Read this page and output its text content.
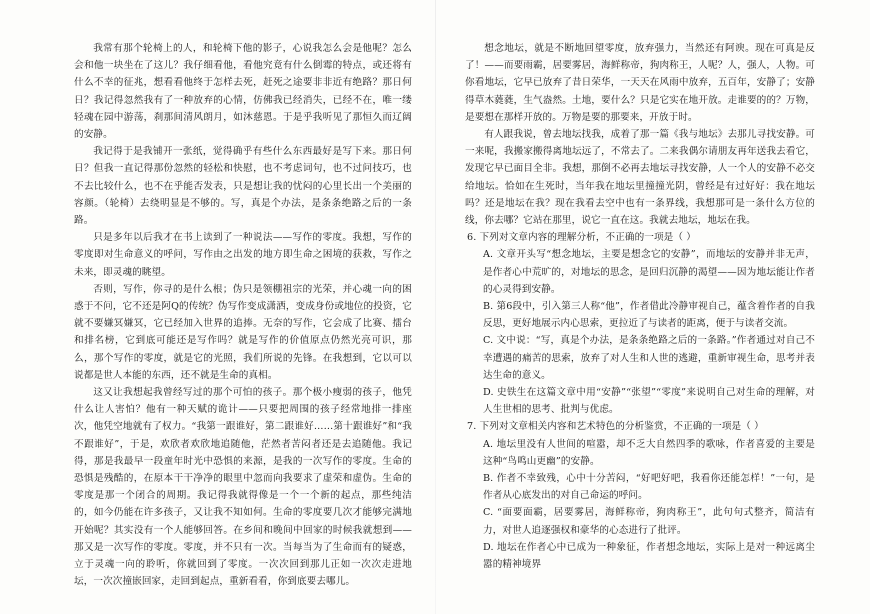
我常有那个轮椅上的人，和轮椅下他的影子，心说我怎么会是他呢？怎么会和他一块坐在了这儿？我仔细看他，看他究竟有什么倒霉的特点，或还将有什么不幸的征兆，想看看他终于怎样去死，赶死之途要非非近有绝路？那日何日？我记得忽然我有了一种放弃的心情，仿佛我已经消失，已经不在，唯一缕轻魂在园中游荡，刹那间清风朗月，如沐慈恩。于是乎我听见了那恒久而辽阔的安静。

我记得于是我铺开一张纸，觉得确乎有些什么东西最好是写下来。那日何日？但我一直记得那份忽然的轻松和快慰，也不考虑词句，也不过问技巧，也不去比较什么，也不在乎能否发表，只是想让我的忧闷的心里长出一个美丽的容颜。（轮椅）去绕明显是不够的。写，真是个办法，是条条绝路之后的一条路。

只是多年以后我才在书上读到了一种说法——写作的零度。我想，写作的零度即对生命意义的呼问，写作由之出发的地方即生命之困境的获救，写作之未来，即灵魂的眺望。

否则，写作，你寻的是什么根；伪只是领棚祖宗的光荣，并心魂一向的困惑于不问，它不还是阿Q的传统？伪写作变成潇洒，变成身份或地位的投资，它就不要嫌冥嫌冥，它已经加入世界的追捧。无奈的写作，它会成了比赛、擂台和排名榜，它到底可能还是写作吗？就是写作的价值原点仍然光亮可识，那么，那个写作的零度，就是它的光照，我们所说的先锋。在我想到，它以可以说都是世人本能的东西，还不就是生命的真相。

这又让我想起我曾经写过的那个可怕的孩子。那个极小瘦弱的孩子，他凭什么让人害怕？他有一种天赋的诡计——只要把周围的孩子经常地排一排座次，他凭空地就有了权力。“我第一跟谁好，第二跟谁好……第十跟谁好”和“我不跟谁好”，于是，欢欣者欢欣地追随他，茫然者苦闷者还是去追随他。我记得，那是我最早一段童年时光中恐惧的来源，是我的一次写作的零度。生命的恐惧是残酷的，在原本干干净净的眼里中忽而向我要求了虚荣和虚伪。生命的零度是那一个闭合的周期。我记得我就得像是一个一个新的起点，那些纯洁的，如今仍能在许多孩子，又让我不知如何。生命的零度要几次才能够完满地开始呢？其实没有一个人能够回答。在乡间和晚间中回家的时候我就想到——那又是一次写作的零度。零度，并不只有一次。当每当为了生命而有的疑惑，立于灵魂一向的聆听，你就回到了零度。一次次回到那儿正如一次次走进地坛，一次次撞嵌回家，走回到起点，重新看看，你到底要去哪儿。

想念地坛，就是不断地回望零度，放弃强力，当然还有阿谀。现在可真是反了！——而要雨霸，居要雾居，海鲜称帝，狗肉称王，人呢？人，强人，人物。可你看地坛，它早已放弃了昔日荣华，一天天在风雨中放弃，五百年，安静了；安静得草木蕤蕤，生气盎然。土地，要什么？只是它实在地开放。走谁要的的？万物，是要想在那样开放的。万物是要的那要来，开放于时。

有人跟我说，曾去地坛找我，成着了那一篇《我与地坛》去那儿寻找安静。可一来呢，我搬家搬得离地坛远了，不常去了。二来我偶尔请朋友再年送我去看它，发现它早已面目全非。我想，那倒不必再去地坛寻找安静，人一个人的安静不必交给地坛。恰如在生死时，当年我在地坛里撞撞光阴，曾经是有过好好：我在地坛吗？还是地坛在我？现在我看去空中也有一条界线，我想那可是一条什么方位的线，你去哪？它站在那里，说它一直在这。我就去地坛，地坛在我。

6. 下列对文章内容的理解分析，不正确的一项是（ ）

A. 文章开头写“想念地坛，主要是想念它的安静”，而地坛的安静并非无声，是作者心中荒旷的，对地坛的思念，是回归沉静的渴望——因为地坛能让作者的心灵得到安静。

B. 第6段中，引入第三人称“他”，作者借此冷静审视自己，蕴含着作者的自我反思，更好地展示内心思索，更拉近了与读者的距离，便于与读者交流。

C. 文中说：“写，真是个办法，是条条绝路之后的一条路。”作者通过对自己不幸遭遇的痛苦的思索，放弃了对人生和人世的逃避，重新审视生命，思考并表达生命的意义。

D. 史铁生在这篇文章中用“安静”“张望”“零度”来说明自己对生命的理解，对人生世相的思考、批判与优虑。

7. 下列对文章相关内容和艺术特色的分析鉴赏，不正确的一项是（ ）

A. 地坛里没有人世间的喧嚣，却不乏大自然四季的歌咏，作者喜爱的主要是这种“鸟鸣山更幽”的安静。

B. 作者不幸致残，心中十分苦闷，“好吧好吧，我看你还能怎样！”一句，是作者从心底发出的对自己命运的呼问。

C. “面要面霸，居要雾居，海鲜称帝，狗肉称王”，此句句式整齐，简洁有力，对世人追逐强权和豪华的心态进行了批评。

D. 地坛在作者心中已成为一种象征，作者想念地坛，实际上是对一种远离尘嚣的精神境界
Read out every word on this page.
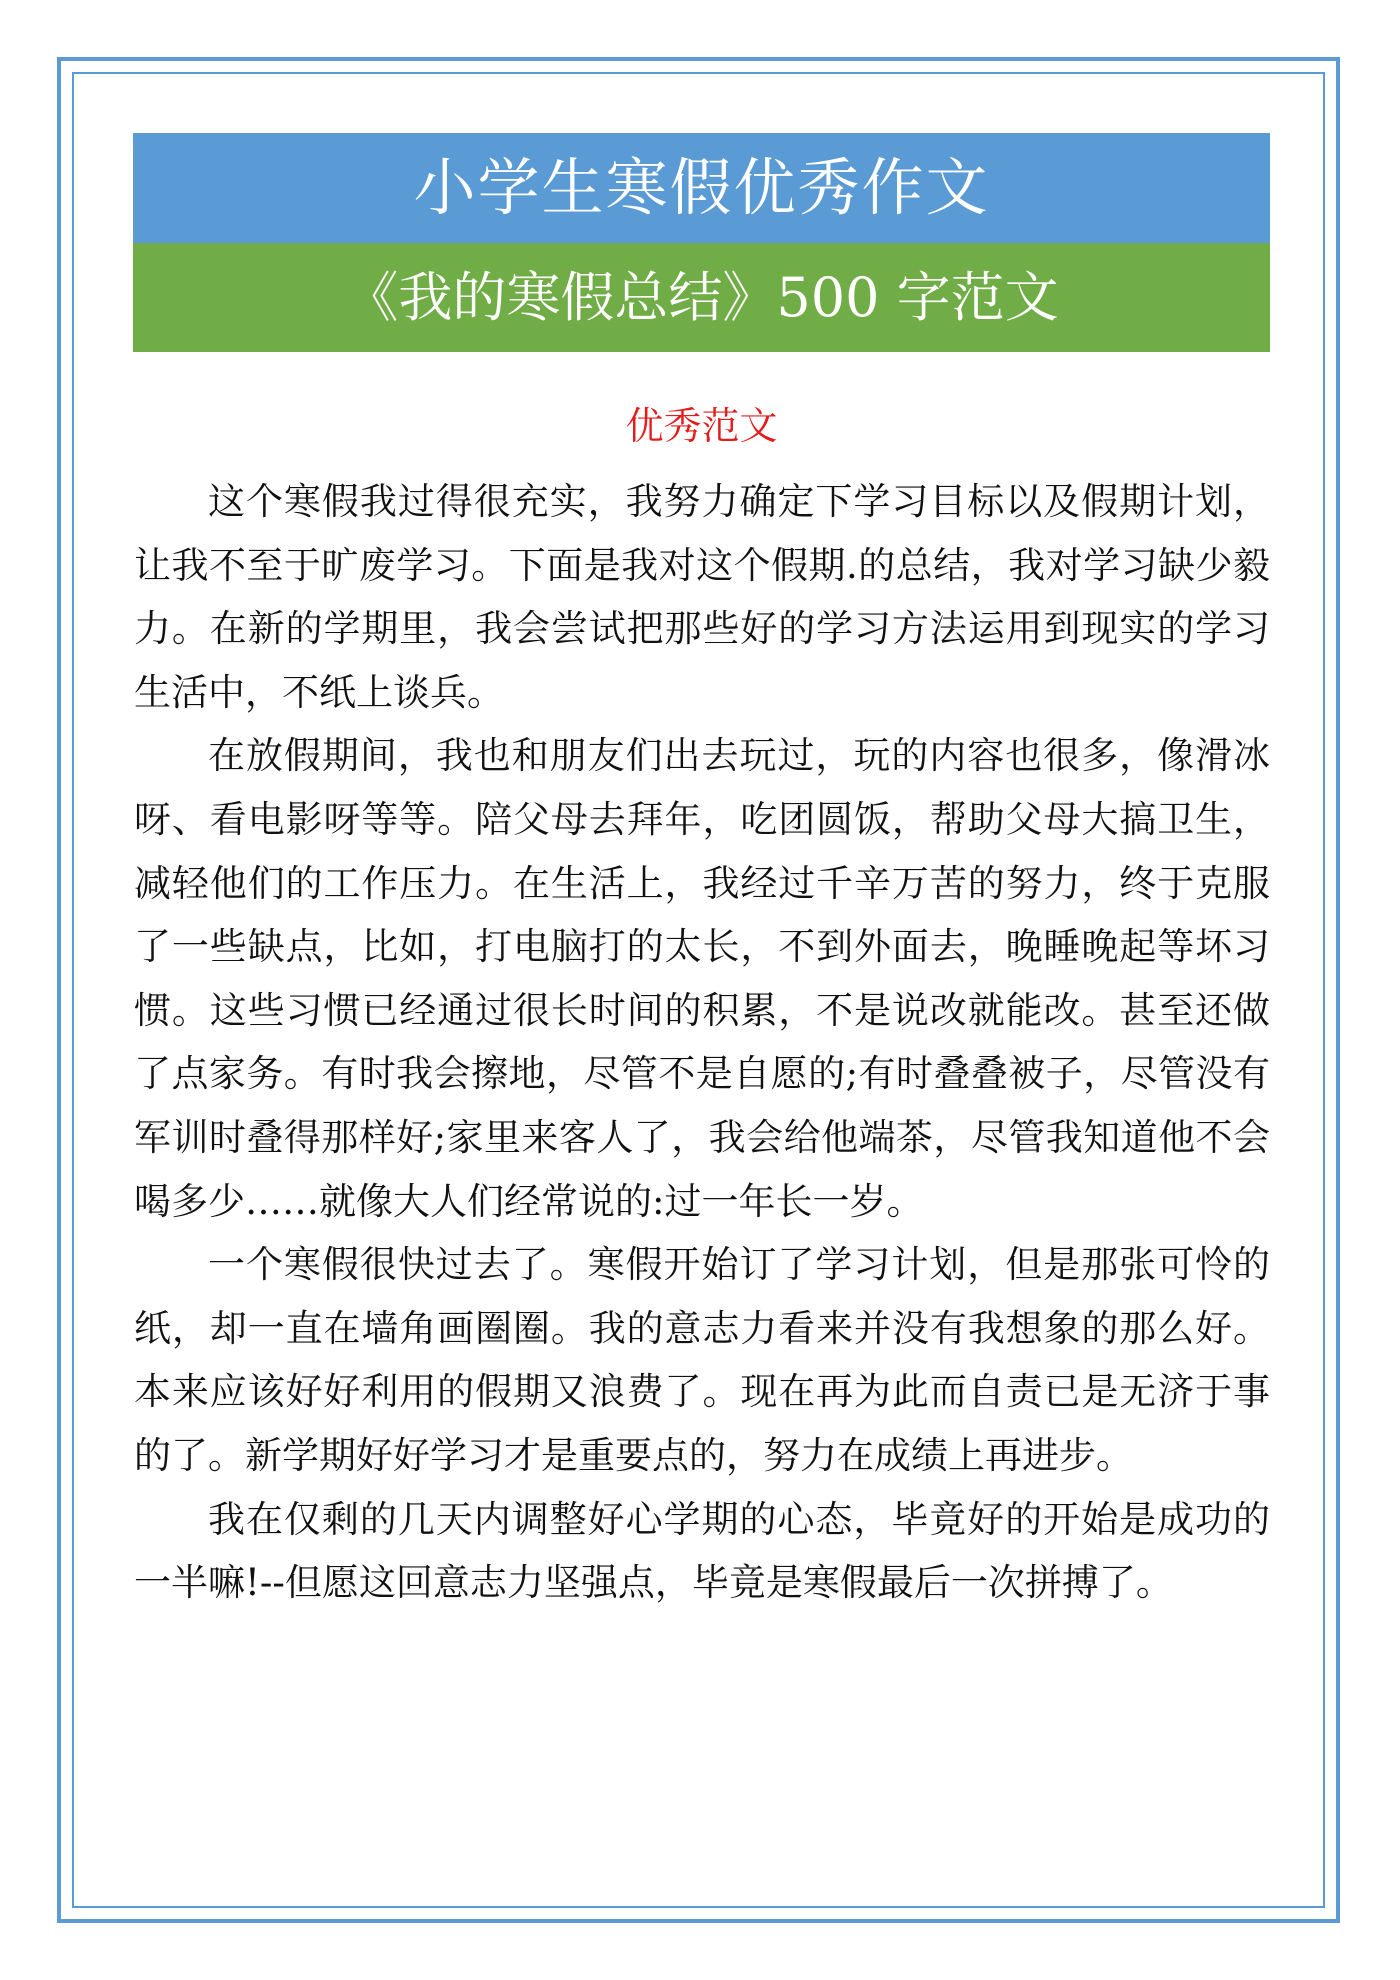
小学生寒假优秀作文
《我的寒假总结》500 字范文
优秀范文

这个寒假我过得很充实，我努力确定下学习目标以及假期计划，让我不至于旷废学习。下面是我对这个假期.的总结，我对学习缺少毅力。在新的学期里，我会尝试把那些好的学习方法运用到现实的学习生活中，不纸上谈兵。

在放假期间，我也和朋友们出去玩过，玩的内容也很多，像滑冰呀、看电影呀等等。陪父母去拜年，吃团圆饭，帮助父母大搞卫生，减轻他们的工作压力。在生活上，我经过千辛万苦的努力，终于克服了一些缺点，比如，打电脑打的太长，不到外面去，晚睡晚起等坏习惯。这些习惯已经通过很长时间的积累，不是说改就能改。甚至还做了点家务。有时我会擦地，尽管不是自愿的;有时叠叠被子，尽管没有军训时叠得那样好;家里来客人了，我会给他端茶，尽管我知道他不会喝多少……就像大人们经常说的:过一年长一岁。

一个寒假很快过去了。寒假开始订了学习计划，但是那张可怜的纸，却一直在墙角画圈圈。我的意志力看来并没有我想象的那么好。本来应该好好利用的假期又浪费了。现在再为此而自责已是无济于事的了。新学期好好学习才是重要点的，努力在成绩上再进步。

我在仅剩的几天内调整好心学期的心态，毕竟好的开始是成功的一半嘛!--但愿这回意志力坚强点，毕竟是寒假最后一次拼搏了。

Task description
The data above should be repeated exactly, minus any pictures.

Written answer
Read this page and output its text content.
我常有那个轮椅上的人，和轮椅下他的影子，心说我怎么会是他呢？怎么会和他一块坐在了这儿？我仔细看他，看他究竟有什么倒霉的特点，或还将有什么不幸的征兆，想看看他终于怎样去死，赶死之途要非非近有绝路？那日何日？我记得忽然我有了一种放弃的心情，仿佛我已经消失，已经不在，唯一缕轻魂在园中游荡，刹那间清风朗月，如沐慈恩。于是乎我听见了那恒久而辽阔的安静。

我记得于是我铺开一张纸，觉得确乎有些什么东西最好是写下来。那日何日？但我一直记得那份忽然的轻松和快慰，也不考虑词句，也不过问技巧，也不去比较什么，也不在乎能否发表，只是想让我的忧闷的心里长出一个美丽的容颜。（轮椅）去绕明显是不够的。写，真是个办法，是条条绝路之后的一条路。

只是多年以后我才在书上读到了一种说法——写作的零度。我想，写作的零度即对生命意义的呼问，写作由之出发的地方即生命之困境的获救，写作之未来，即灵魂的眺望。

否则，写作，你寻的是什么根；伪只是领棚祖宗的光荣，并心魂一向的困惑于不问，它不还是阿Q的传统？伪写作变成潇洒，变成身份或地位的投资，它就不要嫌冥嫌冥，它已经加入世界的追捧。无奈的写作，它会成了比赛、擂台和排名榜，它到底可能还是写作吗？就是写作的价值原点仍然光亮可识，那么，那个写作的零度，就是它的光照，我们所说的先锋。在我想到，它以可以说都是世人本能的东西，还不就是生命的真相。

这又让我想起我曾经写过的那个可怕的孩子。那个极小瘦弱的孩子，他凭什么让人害怕？他有一种天赋的诡计——只要把周围的孩子经常地排一排座次，他凭空地就有了权力。“我第一跟谁好，第二跟谁好……第十跟谁好”和“我不跟谁好”，于是，欢欣者欢欣地追随他，茫然者苦闷者还是去追随他。我记得，那是我最早一段童年时光中恐惧的来源，是我的一次写作的零度。生命的恐惧是残酷的，在原本干干净净的眼里中忽而向我要求了虚荣和虚伪。生命的零度是那一个闭合的周期。我记得我就得像是一个一个新的起点，那些纯洁的，如今仍能在许多孩子，又让我不知如何。生命的零度要几次才能够完满地开始呢？其实没有一个人能够回答。在乡间和晚间中回家的时候我就想到——那又是一次写作的零度。零度，并不只有一次。当每当为了生命而有的疑惑，立于灵魂一向的聆听，你就回到了零度。一次次回到那儿正如一次次走进地坛，一次次撞嵌回家，走回到起点，重新看看，你到底要去哪儿。

想念地坛，就是不断地回望零度，放弃强力，当然还有阿谀。现在可真是反了！——而要雨霸，居要雾居，海鲜称帝，狗肉称王，人呢？人，强人，人物。可你看地坛，它早已放弃了昔日荣华，一天天在风雨中放弃，五百年，安静了；安静得草木蕤蕤，生气盎然。土地，要什么？只是它实在地开放。走谁要的的？万物，是要想在那样开放的。万物是要的那要来，开放于时。

有人跟我说，曾去地坛找我，成着了那一篇《我与地坛》去那儿寻找安静。可一来呢，我搬家搬得离地坛远了，不常去了。二来我偶尔请朋友再年送我去看它，发现它早已面目全非。我想，那倒不必再去地坛寻找安静，人一个人的安静不必交给地坛。恰如在生死时，当年我在地坛里撞撞光阴，曾经是有过好好：我在地坛吗？还是地坛在我？现在我看去空中也有一条界线，我想那可是一条什么方位的线，你去哪？它站在那里，说它一直在这。我就去地坛，地坛在我。

6. 下列对文章内容的理解分析，不正确的一项是（ ）

A. 文章开头写“想念地坛，主要是想念它的安静”，而地坛的安静并非无声，是作者心中荒旷的，对地坛的思念，是回归沉静的渴望——因为地坛能让作者的心灵得到安静。

B. 第6段中，引入第三人称“他”，作者借此冷静审视自己，蕴含着作者的自我反思，更好地展示内心思索，更拉近了与读者的距离，便于与读者交流。

C. 文中说：“写，真是个办法，是条条绝路之后的一条路。”作者通过对自己不幸遭遇的痛苦的思索，放弃了对人生和人世的逃避，重新审视生命，思考并表达生命的意义。

D. 史铁生在这篇文章中用“安静”“张望”“零度”来说明自己对生命的理解，对人生世相的思考、批判与优虑。

7. 下列对文章相关内容和艺术特色的分析鉴赏，不正确的一项是（ ）

A. 地坛里没有人世间的喧嚣，却不乏大自然四季的歌咏，作者喜爱的主要是这种“鸟鸣山更幽”的安静。

B. 作者不幸致残，心中十分苦闷，“好吧好吧，我看你还能怎样！”一句，是作者从心底发出的对自己命运的呼问。

C. “面要面霸，居要雾居，海鲜称帝，狗肉称王”，此句句式整齐，简洁有力，对世人追逐强权和豪华的心态进行了批评。

D. 地坛在作者心中已成为一种象征，作者想念地坛，实际上是对一种远离尘嚣的精神境界
Read out every word on this page.
小学生寒假优秀作文
《我的寒假总结》500 字范文
优秀范文

这个寒假我过得很充实，我努力确定下学习目标以及假期计划，让我不至于旷废学习。下面是我对这个假期.的总结，我对学习缺少毅力。在新的学期里，我会尝试把那些好的学习方法运用到现实的学习生活中，不纸上谈兵。

在放假期间，我也和朋友们出去玩过，玩的内容也很多，像滑冰呀、看电影呀等等。陪父母去拜年，吃团圆饭，帮助父母大搞卫生，减轻他们的工作压力。在生活上，我经过千辛万苦的努力，终于克服了一些缺点，比如，打电脑打的太长，不到外面去，晚睡晚起等坏习惯。这些习惯已经通过很长时间的积累，不是说改就能改。甚至还做了点家务。有时我会擦地，尽管不是自愿的;有时叠叠被子，尽管没有军训时叠得那样好;家里来客人了，我会给他端茶，尽管我知道他不会喝多少……就像大人们经常说的:过一年长一岁。

一个寒假很快过去了。寒假开始订了学习计划，但是那张可怜的纸，却一直在墙角画圈圈。我的意志力看来并没有我想象的那么好。本来应该好好利用的假期又浪费了。现在再为此而自责已是无济于事的了。新学期好好学习才是重要点的，努力在成绩上再进步。

我在仅剩的几天内调整好心学期的心态，毕竟好的开始是成功的一半嘛!--但愿这回意志力坚强点，毕竟是寒假最后一次拼搏了。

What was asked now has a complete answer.